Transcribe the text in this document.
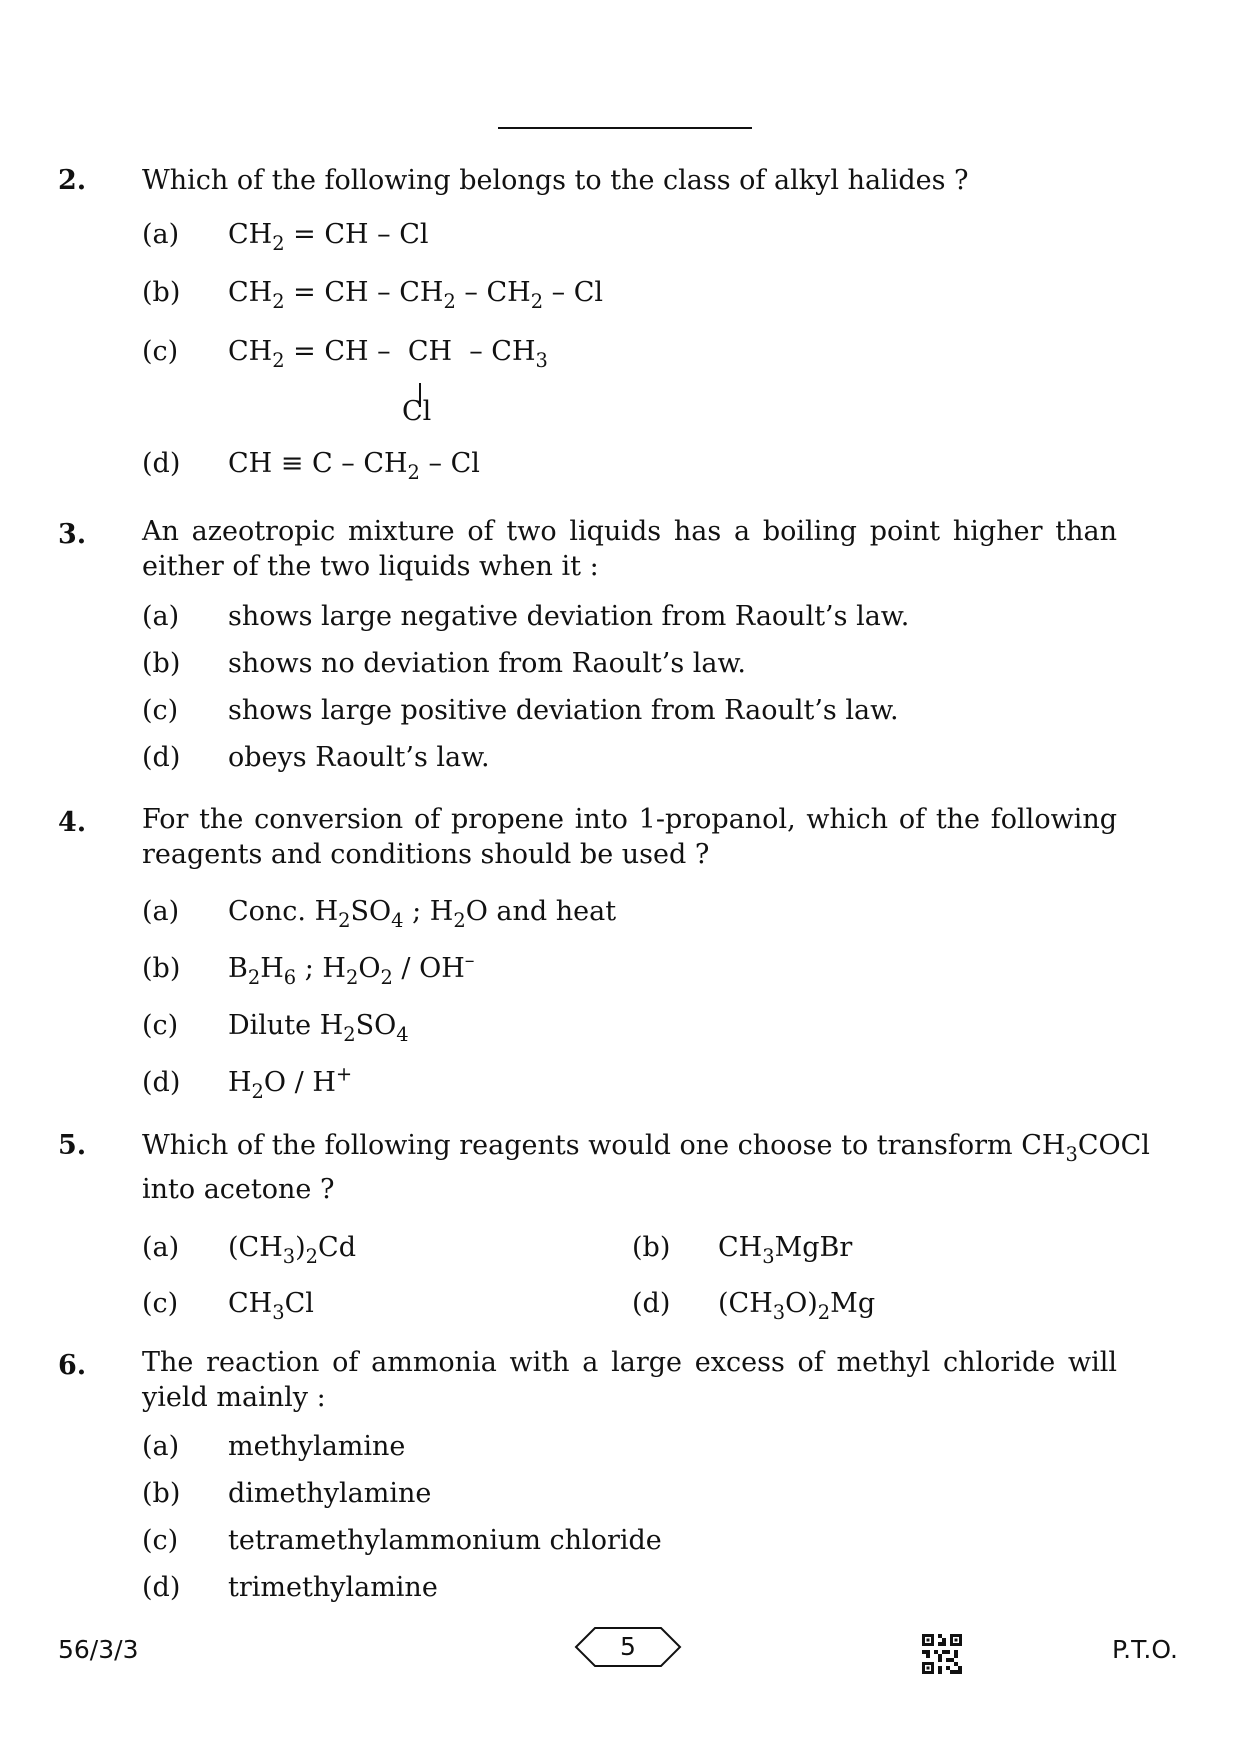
2. Which of the following belongs to the class of alkyl halides ?
(a) $CH_2$ = CH – Cl
(b) $CH_2$ = CH – $CH_2 - CH_2$ – Cl
(c) $CH_2$ = CH –  CH  – $CH_3$
Cl
(d) CH ≡ C – $CH_2$ – Cl
3. An azeotropic mixture of two liquids has a boiling point higher than either of the two liquids when it :
(a) shows large negative deviation from Raoult’s law.
(b) shows no deviation from Raoult’s law.
(c) shows large positive deviation from Raoult’s law.
(d) obeys Raoult’s law.
4. For the conversion of propene into 1-propanol, which of the following reagents and conditions should be used ?
(a) Conc. $H_2SO_4$ ; $H_2O$ and heat
(b) $B_2H_6$ ; $H_2O_2 / OH^-$
(c) Dilute $H_2SO_4$
(d) $H_2O / H^+$
5. Which of the following reagents would one choose to transform $CH_3COCl$
into acetone ?
(a) $(CH_3)_2Cd$	(b) $CH_3MgBr$
(c) $CH_3Cl$	(d) $(CH_3O)_2Mg$
6. The reaction of ammonia with a large excess of methyl chloride will yield mainly :
(a) methylamine
(b) dimethylamine
(c) tetramethylammonium chloride
(d) trimethylamine
56/3/3	5	P.T.O.
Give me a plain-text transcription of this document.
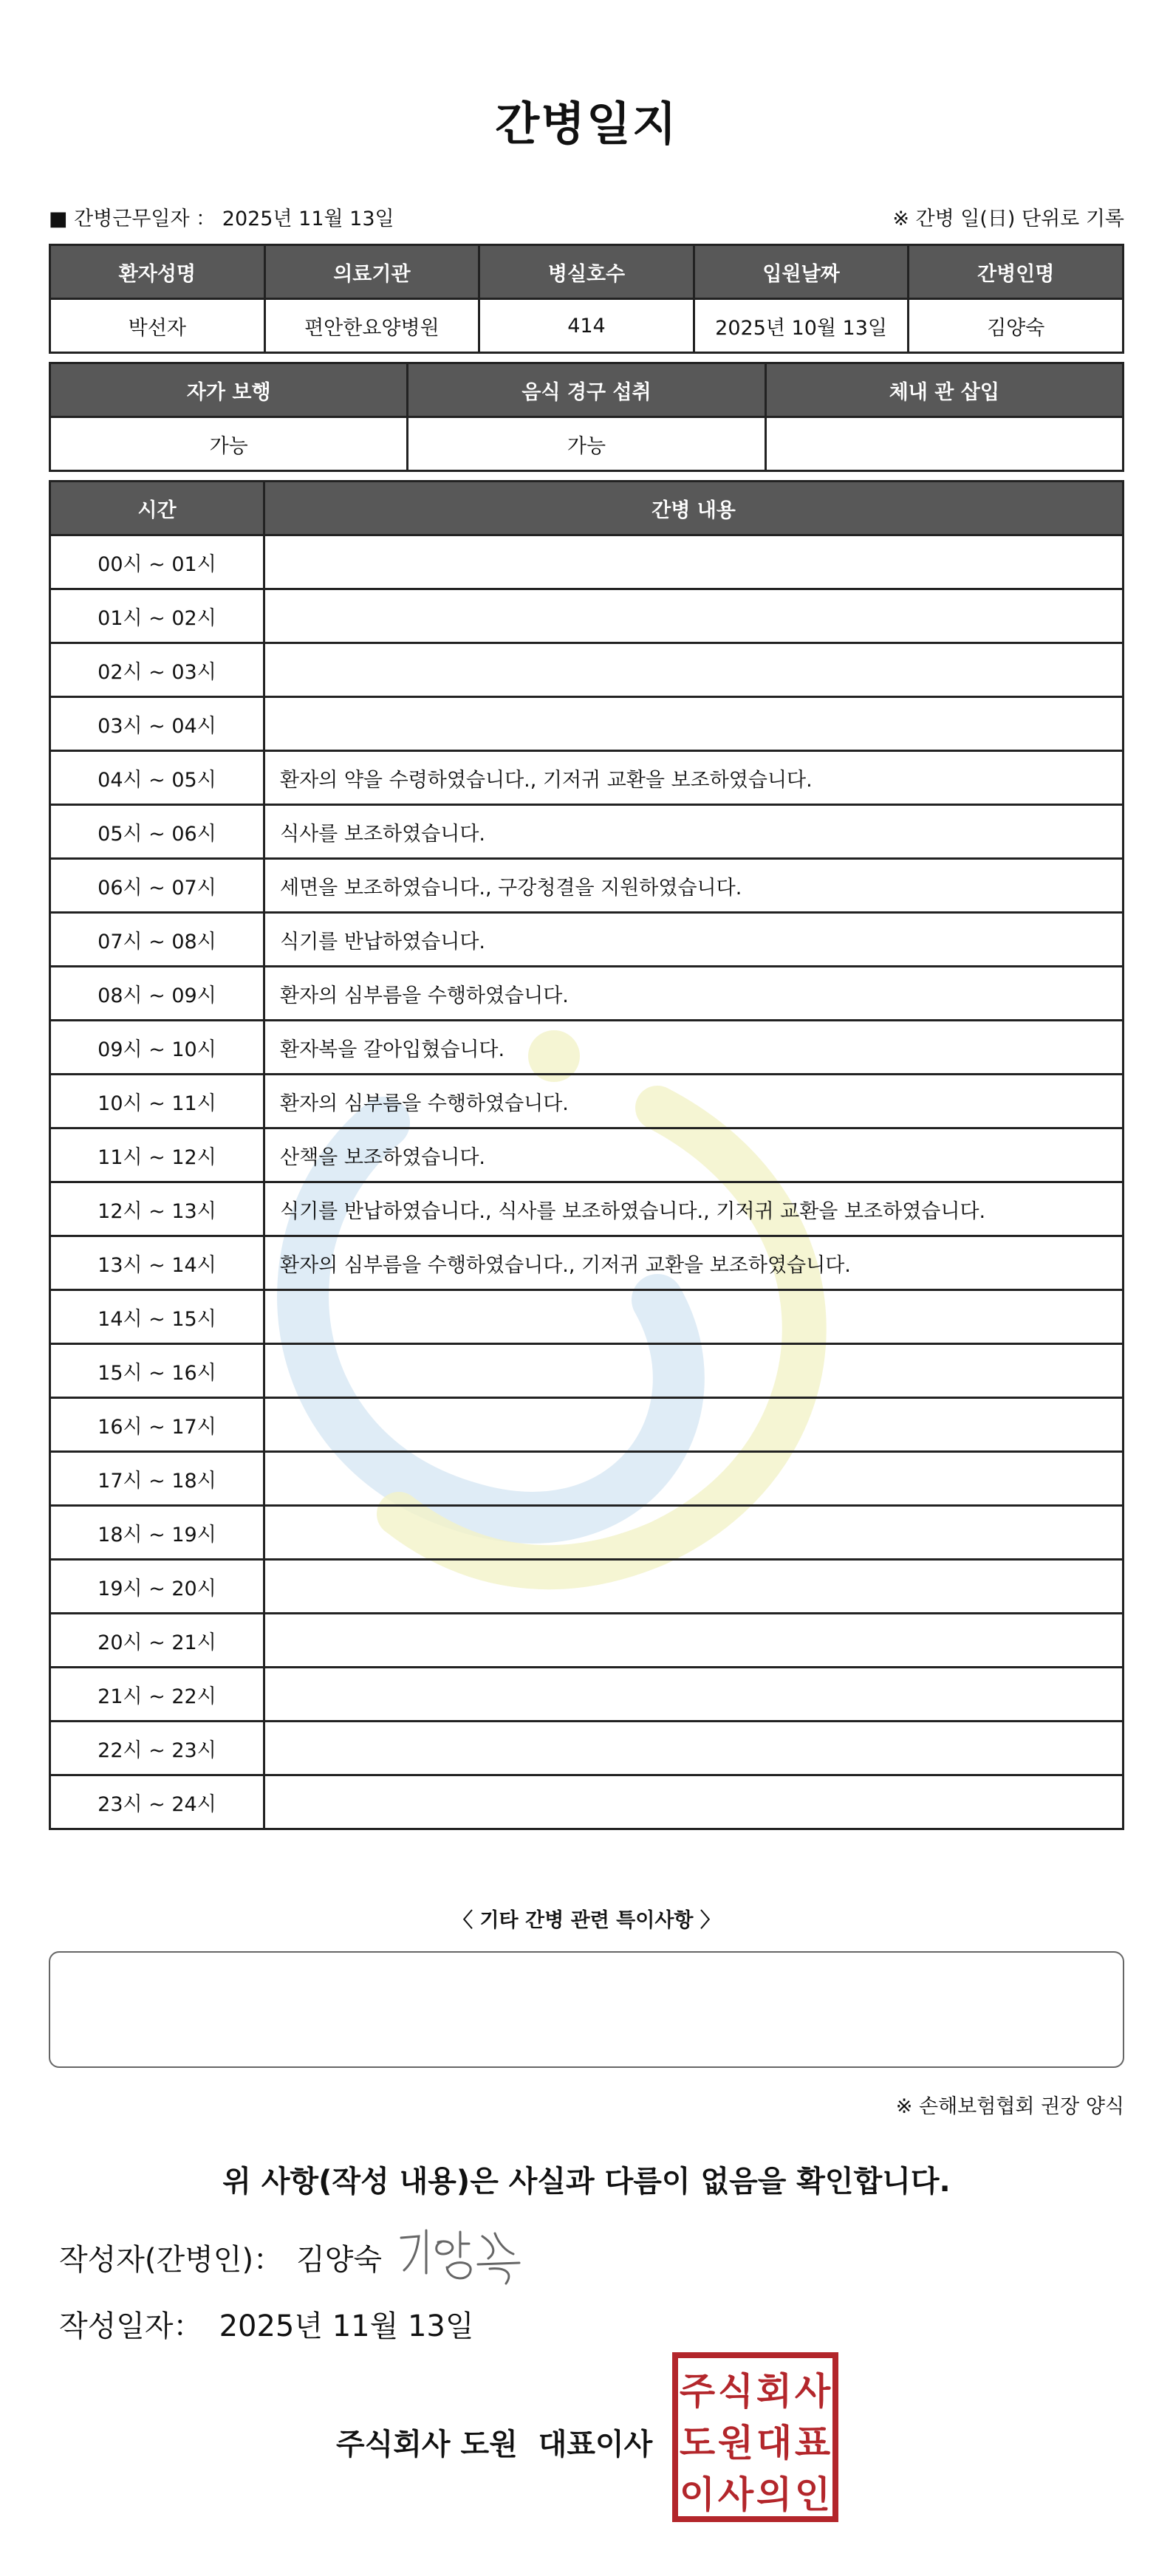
간병일지
■ 간병근무일자 ： 2025년 11월 13일	※ 간병 일(日) 단위로 기록
환자성명	의료기관	병실호수	입원날짜	간병인명
박선자	편안한요양병원	414	2025년 10월 13일	김양숙
자가 보행	음식 경구 섭취	체내 관 삽입
가능	가능	
시간	간병 내용
00시 ~ 01시	
01시 ~ 02시	
02시 ~ 03시	
03시 ~ 04시	
04시 ~ 05시	환자의 약을 수령하였습니다., 기저귀 교환을 보조하였습니다.
05시 ~ 06시	식사를 보조하였습니다.
06시 ~ 07시	세면을 보조하였습니다., 구강청결을 지원하였습니다.
07시 ~ 08시	식기를 반납하였습니다.
08시 ~ 09시	환자의 심부름을 수행하였습니다.
09시 ~ 10시	환자복을 갈아입혔습니다.
10시 ~ 11시	환자의 심부름을 수행하였습니다.
11시 ~ 12시	산책을 보조하였습니다.
12시 ~ 13시	식기를 반납하였습니다., 식사를 보조하였습니다., 기저귀 교환을 보조하였습니다.
13시 ~ 14시	환자의 심부름을 수행하였습니다., 기저귀 교환을 보조하였습니다.
14시 ~ 15시	
15시 ~ 16시	
16시 ~ 17시	
17시 ~ 18시	
18시 ~ 19시	
19시 ~ 20시	
20시 ~ 21시	
21시 ~ 22시	
22시 ~ 23시	
23시 ~ 24시	
〈 기타 간병 관련 특이사항 〉
※ 손해보험협회 권장 양식
위 사항(작성 내용)은 사실과 다름이 없음을 확인합니다.
작성자(간병인)： 김양숙
작성일자： 2025년 11월 13일
주식회사 도원 대표이사
주 식 회 사
도 원 대 표
이 사 의 인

- - - - -

DIRECTIONS FOR THIS TASK ▸
Quote verbatim every line starting at the line that contains "Give me a plain-text" and ending with the last line of the records; omit all pictures.

THE OUTPUT ▸
Give me a plain-text transcription of this document.
간병일지
■ 간병근무일자 ： 2025년 11월 13일	※ 간병 일(日) 단위로 기록
환자성명	의료기관	병실호수	입원날짜	간병인명
박선자	편안한요양병원	414	2025년 10월 13일	김양숙
자가 보행	음식 경구 섭취	체내 관 삽입
가능	가능	
시간	간병 내용
00시 ~ 01시	
01시 ~ 02시	
02시 ~ 03시	
03시 ~ 04시	
04시 ~ 05시	환자의 약을 수령하였습니다., 기저귀 교환을 보조하였습니다.
05시 ~ 06시	식사를 보조하였습니다.
06시 ~ 07시	세면을 보조하였습니다., 구강청결을 지원하였습니다.
07시 ~ 08시	식기를 반납하였습니다.
08시 ~ 09시	환자의 심부름을 수행하였습니다.
09시 ~ 10시	환자복을 갈아입혔습니다.
10시 ~ 11시	환자의 심부름을 수행하였습니다.
11시 ~ 12시	산책을 보조하였습니다.
12시 ~ 13시	식기를 반납하였습니다., 식사를 보조하였습니다., 기저귀 교환을 보조하였습니다.
13시 ~ 14시	환자의 심부름을 수행하였습니다., 기저귀 교환을 보조하였습니다.
14시 ~ 15시	
15시 ~ 16시	
16시 ~ 17시	
17시 ~ 18시	
18시 ~ 19시	
19시 ~ 20시	
20시 ~ 21시	
21시 ~ 22시	
22시 ~ 23시	
23시 ~ 24시	
〈 기타 간병 관련 특이사항 〉
※ 손해보험협회 권장 양식
위 사항(작성 내용)은 사실과 다름이 없음을 확인합니다.
작성자(간병인)： 김양숙
작성일자： 2025년 11월 13일
주식회사 도원 대표이사
주 식 회 사
도 원 대 표
이 사 의 인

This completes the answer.